→ Exercise: Swap each occurrence of "text-line" for "body-line" in all of the entries below, and reproduce every line with nothing else changed. Leave the pictures out of your answer.

>> START Records

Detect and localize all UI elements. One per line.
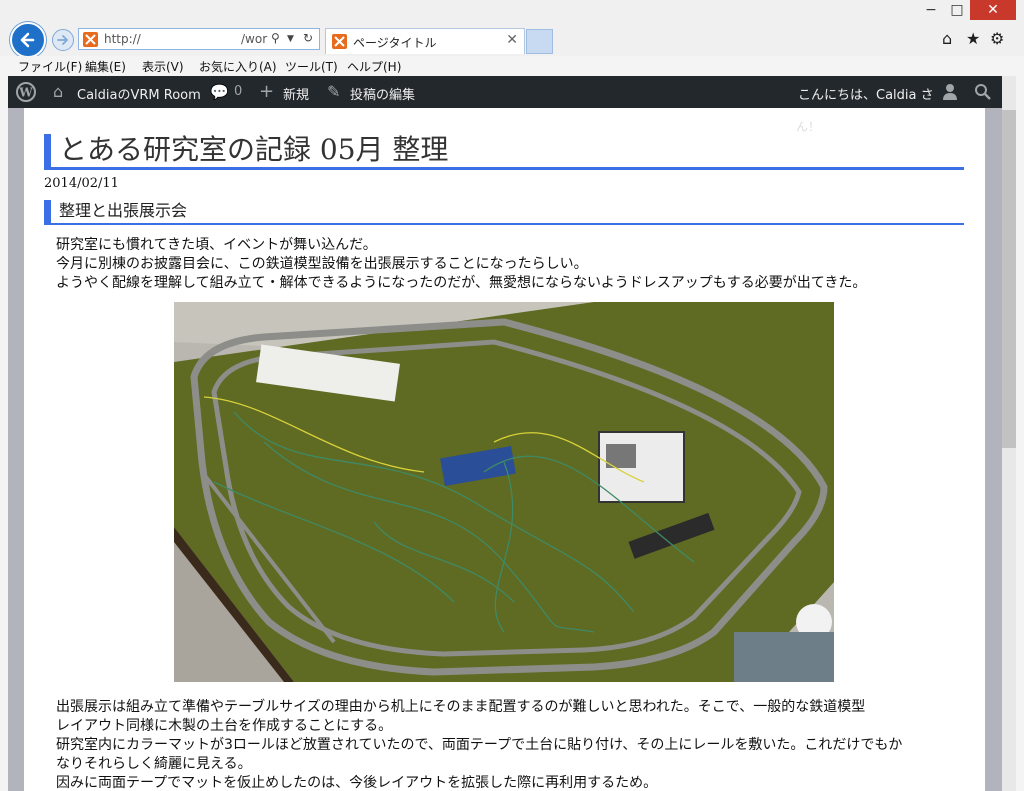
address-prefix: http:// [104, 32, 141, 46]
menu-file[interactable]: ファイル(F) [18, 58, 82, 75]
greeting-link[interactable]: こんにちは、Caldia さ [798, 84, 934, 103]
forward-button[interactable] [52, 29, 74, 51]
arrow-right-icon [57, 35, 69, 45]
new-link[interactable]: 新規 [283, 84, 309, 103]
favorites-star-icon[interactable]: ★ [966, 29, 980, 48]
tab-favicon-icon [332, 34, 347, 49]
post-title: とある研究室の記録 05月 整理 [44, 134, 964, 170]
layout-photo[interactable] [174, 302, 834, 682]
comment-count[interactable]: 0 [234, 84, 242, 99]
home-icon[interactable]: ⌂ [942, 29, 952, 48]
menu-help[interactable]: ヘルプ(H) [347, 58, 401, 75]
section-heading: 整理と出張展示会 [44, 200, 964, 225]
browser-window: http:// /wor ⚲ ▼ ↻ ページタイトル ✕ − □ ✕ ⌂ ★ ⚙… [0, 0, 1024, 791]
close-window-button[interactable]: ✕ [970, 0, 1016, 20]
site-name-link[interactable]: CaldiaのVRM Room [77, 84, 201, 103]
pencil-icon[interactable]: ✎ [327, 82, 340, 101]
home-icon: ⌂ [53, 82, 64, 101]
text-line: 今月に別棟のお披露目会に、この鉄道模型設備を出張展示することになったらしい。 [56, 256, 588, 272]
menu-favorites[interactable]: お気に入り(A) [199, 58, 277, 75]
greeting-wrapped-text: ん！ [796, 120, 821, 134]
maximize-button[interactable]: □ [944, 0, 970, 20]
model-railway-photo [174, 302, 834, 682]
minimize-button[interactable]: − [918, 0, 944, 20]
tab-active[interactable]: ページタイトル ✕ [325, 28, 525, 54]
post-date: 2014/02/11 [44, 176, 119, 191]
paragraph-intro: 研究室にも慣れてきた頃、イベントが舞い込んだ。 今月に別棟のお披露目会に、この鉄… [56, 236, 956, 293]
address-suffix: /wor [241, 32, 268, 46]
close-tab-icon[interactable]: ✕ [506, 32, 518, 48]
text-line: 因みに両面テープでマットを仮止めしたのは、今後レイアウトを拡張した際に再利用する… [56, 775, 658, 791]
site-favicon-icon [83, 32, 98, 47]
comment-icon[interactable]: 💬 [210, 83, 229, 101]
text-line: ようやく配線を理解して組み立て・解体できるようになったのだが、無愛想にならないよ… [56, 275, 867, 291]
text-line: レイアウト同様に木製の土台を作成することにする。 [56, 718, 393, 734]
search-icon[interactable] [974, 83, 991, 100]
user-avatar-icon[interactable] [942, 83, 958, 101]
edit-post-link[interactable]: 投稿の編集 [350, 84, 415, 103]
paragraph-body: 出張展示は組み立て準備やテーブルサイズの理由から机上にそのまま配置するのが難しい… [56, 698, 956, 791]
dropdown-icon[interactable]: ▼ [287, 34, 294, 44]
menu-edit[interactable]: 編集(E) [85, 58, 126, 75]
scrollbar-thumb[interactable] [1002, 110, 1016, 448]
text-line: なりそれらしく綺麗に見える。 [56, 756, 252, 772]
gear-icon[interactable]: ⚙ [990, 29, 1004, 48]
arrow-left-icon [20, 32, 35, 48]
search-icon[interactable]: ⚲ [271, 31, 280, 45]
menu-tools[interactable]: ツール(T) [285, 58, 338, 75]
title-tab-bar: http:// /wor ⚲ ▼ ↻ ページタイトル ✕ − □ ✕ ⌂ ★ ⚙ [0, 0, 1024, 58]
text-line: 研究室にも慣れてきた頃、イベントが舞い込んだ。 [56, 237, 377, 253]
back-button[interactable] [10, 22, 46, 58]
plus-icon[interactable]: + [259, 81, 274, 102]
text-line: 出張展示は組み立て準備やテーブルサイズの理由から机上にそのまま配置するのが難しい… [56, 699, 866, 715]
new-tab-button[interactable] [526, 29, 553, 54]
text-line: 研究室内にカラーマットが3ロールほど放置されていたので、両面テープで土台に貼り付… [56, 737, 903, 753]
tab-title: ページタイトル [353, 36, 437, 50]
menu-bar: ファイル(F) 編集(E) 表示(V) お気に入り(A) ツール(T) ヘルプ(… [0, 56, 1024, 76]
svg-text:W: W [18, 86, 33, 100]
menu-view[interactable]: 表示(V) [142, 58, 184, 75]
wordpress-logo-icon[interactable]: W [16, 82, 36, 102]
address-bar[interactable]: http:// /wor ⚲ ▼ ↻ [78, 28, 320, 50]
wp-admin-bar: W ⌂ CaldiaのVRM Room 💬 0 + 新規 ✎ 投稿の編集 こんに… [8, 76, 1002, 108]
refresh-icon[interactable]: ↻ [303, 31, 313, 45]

>> END Records

→ Expected answer:
Detect and localize all UI elements. One per line.
address-prefix: http:// [104, 32, 141, 46]
menu-file[interactable]: ファイル(F) [18, 58, 82, 75]
greeting-link[interactable]: こんにちは、Caldia さ [798, 84, 934, 103]
forward-button[interactable] [52, 29, 74, 51]
arrow-right-icon [57, 35, 69, 45]
new-link[interactable]: 新規 [283, 84, 309, 103]
favorites-star-icon[interactable]: ★ [966, 29, 980, 48]
tab-favicon-icon [332, 34, 347, 49]
post-title: とある研究室の記録 05月 整理 [44, 134, 964, 170]
layout-photo[interactable] [174, 302, 834, 682]
comment-count[interactable]: 0 [234, 84, 242, 99]
home-icon[interactable]: ⌂ [942, 29, 952, 48]
menu-help[interactable]: ヘルプ(H) [347, 58, 401, 75]
section-heading: 整理と出張展示会 [44, 200, 964, 225]
browser-window: http:// /wor ⚲ ▼ ↻ ページタイトル ✕ − □ ✕ ⌂ ★ ⚙… [0, 0, 1024, 791]
close-window-button[interactable]: ✕ [970, 0, 1016, 20]
site-name-link[interactable]: CaldiaのVRM Room [77, 84, 201, 103]
pencil-icon[interactable]: ✎ [327, 82, 340, 101]
home-icon: ⌂ [53, 82, 64, 101]
body-line: 今月に別棟のお披露目会に、この鉄道模型設備を出張展示することになったらしい。 [56, 256, 588, 272]
menu-favorites[interactable]: お気に入り(A) [199, 58, 277, 75]
greeting-wrapped-text: ん！ [796, 120, 821, 134]
maximize-button[interactable]: □ [944, 0, 970, 20]
model-railway-photo [174, 302, 834, 682]
minimize-button[interactable]: − [918, 0, 944, 20]
tab-active[interactable]: ページタイトル ✕ [325, 28, 525, 54]
post-date: 2014/02/11 [44, 176, 119, 191]
paragraph-intro: 研究室にも慣れてきた頃、イベントが舞い込んだ。 今月に別棟のお披露目会に、この鉄… [56, 236, 956, 293]
address-suffix: /wor [241, 32, 268, 46]
close-tab-icon[interactable]: ✕ [506, 32, 518, 48]
body-line: 因みに両面テープでマットを仮止めしたのは、今後レイアウトを拡張した際に再利用する… [56, 775, 658, 791]
site-favicon-icon [83, 32, 98, 47]
comment-icon[interactable]: 💬 [210, 83, 229, 101]
body-line: ようやく配線を理解して組み立て・解体できるようになったのだが、無愛想にならないよ… [56, 275, 867, 291]
body-line: レイアウト同様に木製の土台を作成することにする。 [56, 718, 393, 734]
search-icon[interactable] [974, 83, 991, 100]
user-avatar-icon[interactable] [942, 83, 958, 101]
edit-post-link[interactable]: 投稿の編集 [350, 84, 415, 103]
paragraph-body: 出張展示は組み立て準備やテーブルサイズの理由から机上にそのまま配置するのが難しい… [56, 698, 956, 791]
dropdown-icon[interactable]: ▼ [287, 34, 294, 44]
menu-edit[interactable]: 編集(E) [85, 58, 126, 75]
scrollbar-thumb[interactable] [1002, 110, 1016, 448]
body-line: なりそれらしく綺麗に見える。 [56, 756, 252, 772]
gear-icon[interactable]: ⚙ [990, 29, 1004, 48]
arrow-left-icon [20, 32, 35, 48]
search-icon[interactable]: ⚲ [271, 31, 280, 45]
menu-tools[interactable]: ツール(T) [285, 58, 338, 75]
title-tab-bar: http:// /wor ⚲ ▼ ↻ ページタイトル ✕ − □ ✕ ⌂ ★ ⚙ [0, 0, 1024, 58]
body-line: 研究室にも慣れてきた頃、イベントが舞い込んだ。 [56, 237, 377, 253]
back-button[interactable] [10, 22, 46, 58]
plus-icon[interactable]: + [259, 81, 274, 102]
body-line: 出張展示は組み立て準備やテーブルサイズの理由から机上にそのまま配置するのが難しい… [56, 699, 866, 715]
new-tab-button[interactable] [526, 29, 553, 54]
body-line: 研究室内にカラーマットが3ロールほど放置されていたので、両面テープで土台に貼り付… [56, 737, 903, 753]
tab-title: ページタイトル [353, 36, 437, 50]
menu-bar: ファイル(F) 編集(E) 表示(V) お気に入り(A) ツール(T) ヘルプ(… [0, 56, 1024, 76]
svg-text:W: W [18, 86, 33, 100]
menu-view[interactable]: 表示(V) [142, 58, 184, 75]
wordpress-logo-icon[interactable]: W [16, 82, 36, 102]
address-bar[interactable]: http:// /wor ⚲ ▼ ↻ [78, 28, 320, 50]
wp-admin-bar: W ⌂ CaldiaのVRM Room 💬 0 + 新規 ✎ 投稿の編集 こんに… [8, 76, 1002, 108]
refresh-icon[interactable]: ↻ [303, 31, 313, 45]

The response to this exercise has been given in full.